[Entries from a dataset]
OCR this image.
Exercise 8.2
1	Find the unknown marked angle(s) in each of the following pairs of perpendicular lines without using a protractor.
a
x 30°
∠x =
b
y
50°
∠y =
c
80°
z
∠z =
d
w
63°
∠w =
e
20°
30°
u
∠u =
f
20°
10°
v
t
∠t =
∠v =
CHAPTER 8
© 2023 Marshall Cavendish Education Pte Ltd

What you should do. Produce an exact copy of every entry above.

Correct result.
OCR this image.
Exercise 8.2
1	Find the unknown marked angle(s) in each of the following pairs of perpendicular lines without using a protractor.
a
x 30°
∠x =
b
y
50°
∠y =
c
80°
z
∠z =
d
w
63°
∠w =
e
20°
30°
u
∠u =
f
20°
10°
v
t
∠t =
∠v =
CHAPTER 8
© 2023 Marshall Cavendish Education Pte Ltd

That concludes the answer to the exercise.